## Work instructions
Keep only those lines of the records that include the string "Wind".

## Input
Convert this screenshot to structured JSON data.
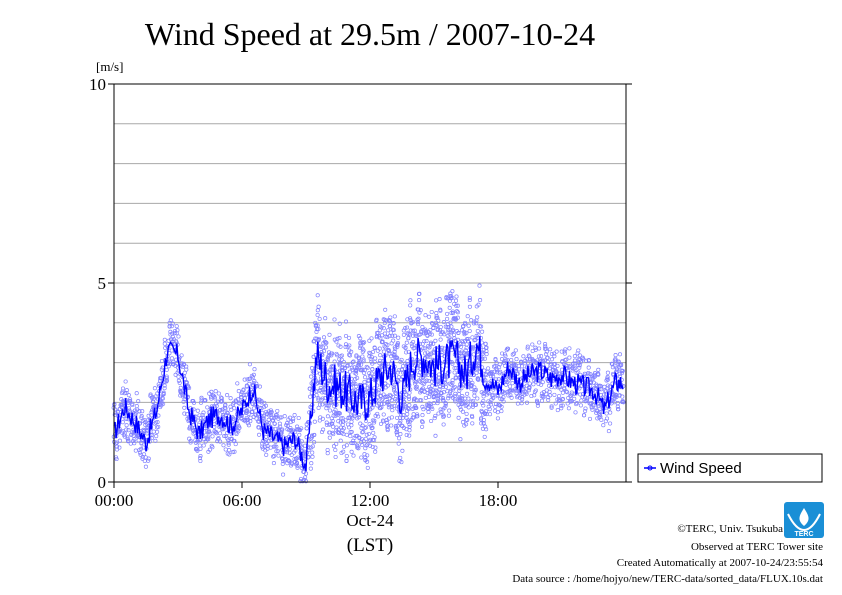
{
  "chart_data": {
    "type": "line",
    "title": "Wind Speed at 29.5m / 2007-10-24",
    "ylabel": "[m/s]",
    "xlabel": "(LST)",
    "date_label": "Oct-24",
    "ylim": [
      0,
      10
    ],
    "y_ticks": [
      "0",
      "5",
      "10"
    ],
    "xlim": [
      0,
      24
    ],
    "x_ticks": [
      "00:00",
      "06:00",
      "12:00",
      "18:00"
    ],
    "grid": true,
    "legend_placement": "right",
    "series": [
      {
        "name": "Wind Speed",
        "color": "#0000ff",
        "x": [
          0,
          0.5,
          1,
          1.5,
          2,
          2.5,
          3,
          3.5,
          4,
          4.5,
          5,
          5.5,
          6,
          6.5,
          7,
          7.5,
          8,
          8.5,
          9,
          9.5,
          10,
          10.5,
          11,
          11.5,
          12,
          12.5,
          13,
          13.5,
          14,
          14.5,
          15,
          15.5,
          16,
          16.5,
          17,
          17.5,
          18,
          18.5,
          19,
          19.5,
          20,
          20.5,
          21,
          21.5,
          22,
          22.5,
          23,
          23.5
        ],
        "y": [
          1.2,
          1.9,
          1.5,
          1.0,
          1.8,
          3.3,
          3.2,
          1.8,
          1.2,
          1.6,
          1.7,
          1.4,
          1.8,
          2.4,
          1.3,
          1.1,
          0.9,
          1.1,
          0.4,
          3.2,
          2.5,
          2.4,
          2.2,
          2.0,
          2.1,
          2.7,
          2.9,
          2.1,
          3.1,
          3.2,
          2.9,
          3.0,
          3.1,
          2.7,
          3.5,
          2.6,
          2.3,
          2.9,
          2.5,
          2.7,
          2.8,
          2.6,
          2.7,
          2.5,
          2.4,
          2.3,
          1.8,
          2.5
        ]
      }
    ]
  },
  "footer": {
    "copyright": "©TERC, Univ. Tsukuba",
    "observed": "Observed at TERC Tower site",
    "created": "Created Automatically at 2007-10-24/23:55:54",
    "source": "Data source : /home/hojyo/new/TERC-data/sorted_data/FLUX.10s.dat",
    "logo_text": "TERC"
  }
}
...
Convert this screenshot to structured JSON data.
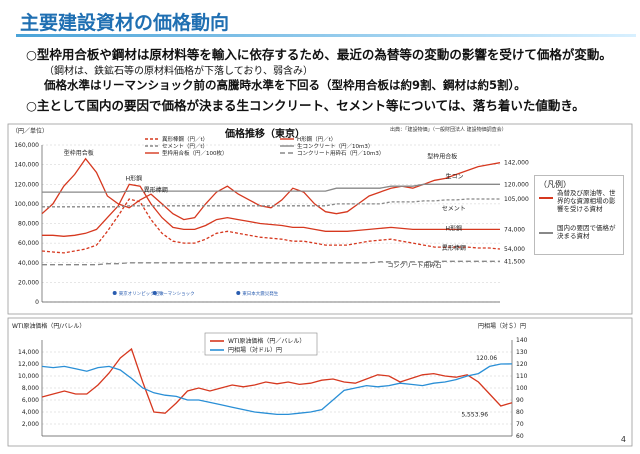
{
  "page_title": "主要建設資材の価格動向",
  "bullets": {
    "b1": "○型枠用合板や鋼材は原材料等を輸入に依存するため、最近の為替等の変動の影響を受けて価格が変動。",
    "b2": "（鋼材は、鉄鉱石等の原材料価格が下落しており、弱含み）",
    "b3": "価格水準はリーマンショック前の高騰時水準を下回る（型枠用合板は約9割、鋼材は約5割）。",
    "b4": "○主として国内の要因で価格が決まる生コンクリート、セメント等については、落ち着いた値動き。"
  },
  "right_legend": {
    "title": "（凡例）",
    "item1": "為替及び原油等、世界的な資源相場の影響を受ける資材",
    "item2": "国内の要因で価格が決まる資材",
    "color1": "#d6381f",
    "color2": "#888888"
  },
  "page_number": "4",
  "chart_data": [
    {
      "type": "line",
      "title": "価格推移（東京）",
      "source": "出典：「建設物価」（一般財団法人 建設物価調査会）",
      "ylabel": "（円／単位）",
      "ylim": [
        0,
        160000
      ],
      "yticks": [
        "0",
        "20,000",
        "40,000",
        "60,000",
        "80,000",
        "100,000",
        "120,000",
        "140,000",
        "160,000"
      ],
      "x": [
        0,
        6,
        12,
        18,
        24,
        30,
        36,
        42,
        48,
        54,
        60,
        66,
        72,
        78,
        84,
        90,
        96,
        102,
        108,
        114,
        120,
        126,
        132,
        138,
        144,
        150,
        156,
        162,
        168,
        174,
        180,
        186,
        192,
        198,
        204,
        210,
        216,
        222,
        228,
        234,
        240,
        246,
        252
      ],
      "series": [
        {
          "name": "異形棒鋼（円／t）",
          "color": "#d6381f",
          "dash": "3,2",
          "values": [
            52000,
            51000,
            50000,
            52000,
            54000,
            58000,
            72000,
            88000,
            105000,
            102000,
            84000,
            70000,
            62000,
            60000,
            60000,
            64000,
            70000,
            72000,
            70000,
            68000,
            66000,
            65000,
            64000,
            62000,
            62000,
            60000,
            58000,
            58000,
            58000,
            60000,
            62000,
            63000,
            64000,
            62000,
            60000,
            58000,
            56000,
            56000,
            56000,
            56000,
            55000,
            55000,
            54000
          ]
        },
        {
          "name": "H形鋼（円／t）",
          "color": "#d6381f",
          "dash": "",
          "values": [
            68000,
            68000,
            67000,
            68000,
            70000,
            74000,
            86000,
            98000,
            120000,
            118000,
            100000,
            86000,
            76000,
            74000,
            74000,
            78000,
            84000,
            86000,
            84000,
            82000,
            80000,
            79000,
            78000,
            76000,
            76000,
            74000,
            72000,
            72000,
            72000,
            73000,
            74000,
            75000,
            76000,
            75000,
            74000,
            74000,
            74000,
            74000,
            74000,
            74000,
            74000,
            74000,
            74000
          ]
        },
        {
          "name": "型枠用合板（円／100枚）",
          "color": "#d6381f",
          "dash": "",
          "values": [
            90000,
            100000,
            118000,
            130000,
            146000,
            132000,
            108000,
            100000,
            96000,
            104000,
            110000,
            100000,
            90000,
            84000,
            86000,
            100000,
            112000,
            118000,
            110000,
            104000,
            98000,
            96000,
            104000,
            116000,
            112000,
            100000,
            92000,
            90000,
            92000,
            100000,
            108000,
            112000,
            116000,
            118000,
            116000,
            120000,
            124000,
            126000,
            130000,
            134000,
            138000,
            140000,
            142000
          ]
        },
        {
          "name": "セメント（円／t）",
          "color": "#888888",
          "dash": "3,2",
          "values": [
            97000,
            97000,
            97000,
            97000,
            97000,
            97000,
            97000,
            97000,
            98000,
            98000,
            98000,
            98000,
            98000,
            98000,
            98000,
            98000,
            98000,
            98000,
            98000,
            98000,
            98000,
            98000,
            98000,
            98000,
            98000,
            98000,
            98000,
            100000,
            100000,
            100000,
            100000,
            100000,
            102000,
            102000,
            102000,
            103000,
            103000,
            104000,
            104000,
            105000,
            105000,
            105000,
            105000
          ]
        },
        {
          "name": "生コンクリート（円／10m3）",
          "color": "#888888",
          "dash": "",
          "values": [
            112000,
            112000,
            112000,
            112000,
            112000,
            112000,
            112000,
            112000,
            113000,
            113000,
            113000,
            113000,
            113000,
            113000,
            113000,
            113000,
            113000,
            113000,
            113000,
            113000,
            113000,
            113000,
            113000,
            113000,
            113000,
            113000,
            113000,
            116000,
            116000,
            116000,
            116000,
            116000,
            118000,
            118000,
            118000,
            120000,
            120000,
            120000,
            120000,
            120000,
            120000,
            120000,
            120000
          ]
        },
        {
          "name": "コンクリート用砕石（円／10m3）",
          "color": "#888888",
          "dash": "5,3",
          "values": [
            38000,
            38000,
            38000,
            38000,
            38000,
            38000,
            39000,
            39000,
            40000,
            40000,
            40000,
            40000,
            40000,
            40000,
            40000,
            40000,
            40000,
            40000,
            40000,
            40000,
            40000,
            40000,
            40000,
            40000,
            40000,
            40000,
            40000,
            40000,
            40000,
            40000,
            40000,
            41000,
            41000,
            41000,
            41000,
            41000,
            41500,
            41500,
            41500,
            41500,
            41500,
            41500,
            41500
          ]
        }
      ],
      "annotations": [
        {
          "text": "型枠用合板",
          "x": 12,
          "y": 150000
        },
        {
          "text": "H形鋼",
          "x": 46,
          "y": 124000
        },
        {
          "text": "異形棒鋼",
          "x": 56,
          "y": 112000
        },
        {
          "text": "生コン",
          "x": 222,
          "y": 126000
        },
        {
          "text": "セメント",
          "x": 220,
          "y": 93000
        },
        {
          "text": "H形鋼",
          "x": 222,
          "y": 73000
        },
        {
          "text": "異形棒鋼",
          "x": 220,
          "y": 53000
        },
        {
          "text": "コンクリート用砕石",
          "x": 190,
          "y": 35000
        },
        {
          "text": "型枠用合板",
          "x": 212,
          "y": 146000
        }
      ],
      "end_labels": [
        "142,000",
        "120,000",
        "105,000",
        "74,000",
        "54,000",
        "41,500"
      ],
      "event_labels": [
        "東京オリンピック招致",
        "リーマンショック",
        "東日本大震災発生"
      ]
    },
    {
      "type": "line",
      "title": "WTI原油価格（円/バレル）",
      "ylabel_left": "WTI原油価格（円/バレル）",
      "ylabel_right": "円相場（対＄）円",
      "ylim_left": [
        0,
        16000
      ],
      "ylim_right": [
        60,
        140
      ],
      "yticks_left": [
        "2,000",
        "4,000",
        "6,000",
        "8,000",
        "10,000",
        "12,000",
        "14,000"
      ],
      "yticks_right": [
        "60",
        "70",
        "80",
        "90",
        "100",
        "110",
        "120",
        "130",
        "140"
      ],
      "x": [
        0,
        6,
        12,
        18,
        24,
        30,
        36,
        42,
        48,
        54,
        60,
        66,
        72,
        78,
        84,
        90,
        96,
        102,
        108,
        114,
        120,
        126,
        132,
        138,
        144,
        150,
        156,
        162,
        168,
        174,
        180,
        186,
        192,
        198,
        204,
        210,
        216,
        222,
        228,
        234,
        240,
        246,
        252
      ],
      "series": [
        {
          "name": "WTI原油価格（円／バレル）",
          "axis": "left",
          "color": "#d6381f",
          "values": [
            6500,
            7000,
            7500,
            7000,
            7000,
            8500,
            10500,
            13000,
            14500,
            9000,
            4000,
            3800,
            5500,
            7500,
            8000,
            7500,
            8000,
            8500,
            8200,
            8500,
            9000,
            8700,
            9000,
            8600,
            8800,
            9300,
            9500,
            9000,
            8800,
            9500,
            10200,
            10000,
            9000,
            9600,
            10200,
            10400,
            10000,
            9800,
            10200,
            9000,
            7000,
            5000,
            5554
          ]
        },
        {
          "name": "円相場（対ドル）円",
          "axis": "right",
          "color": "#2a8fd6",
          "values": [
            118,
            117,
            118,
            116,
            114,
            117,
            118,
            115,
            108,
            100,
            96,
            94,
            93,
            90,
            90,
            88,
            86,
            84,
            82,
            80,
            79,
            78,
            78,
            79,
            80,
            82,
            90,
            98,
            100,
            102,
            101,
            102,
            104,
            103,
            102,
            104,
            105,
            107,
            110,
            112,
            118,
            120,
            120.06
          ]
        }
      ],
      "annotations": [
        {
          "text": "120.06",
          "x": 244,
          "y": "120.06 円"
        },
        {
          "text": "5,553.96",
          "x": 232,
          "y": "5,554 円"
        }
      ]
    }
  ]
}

## Reply
    "title": "Wind Speed at 29.5m / 2007-10-24",
        "name": "Wind Speed",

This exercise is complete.